* Problem:
Every line below is to be quoted exactly, with nothing added or dropped.

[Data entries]
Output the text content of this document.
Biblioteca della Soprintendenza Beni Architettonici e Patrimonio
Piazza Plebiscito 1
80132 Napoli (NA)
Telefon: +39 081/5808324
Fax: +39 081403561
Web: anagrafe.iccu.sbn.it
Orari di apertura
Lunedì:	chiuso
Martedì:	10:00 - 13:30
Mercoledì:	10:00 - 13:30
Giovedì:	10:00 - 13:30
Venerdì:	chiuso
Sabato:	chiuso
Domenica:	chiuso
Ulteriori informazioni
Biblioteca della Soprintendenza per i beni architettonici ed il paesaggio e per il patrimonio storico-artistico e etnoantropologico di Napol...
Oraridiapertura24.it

* Problem solution:
Output the text content of this document.
Biblioteca della Soprintendenza Beni Architettonici e Patrimonio
Piazza Plebiscito 1
80132 Napoli (NA)
Telefon: +39 081/5808324
Fax: +39 081403561
Web: anagrafe.iccu.sbn.it
Orari di apertura
Lunedì:	chiuso
Martedì:	10:00 - 13:30
Mercoledì:	10:00 - 13:30
Giovedì:	10:00 - 13:30
Venerdì:	chiuso
Sabato:	chiuso
Domenica:	chiuso
Ulteriori informazioni
Biblioteca della Soprintendenza per i beni architettonici ed il paesaggio e per il patrimonio storico-artistico e etnoantropologico di Napol...
Oraridiapertura24.it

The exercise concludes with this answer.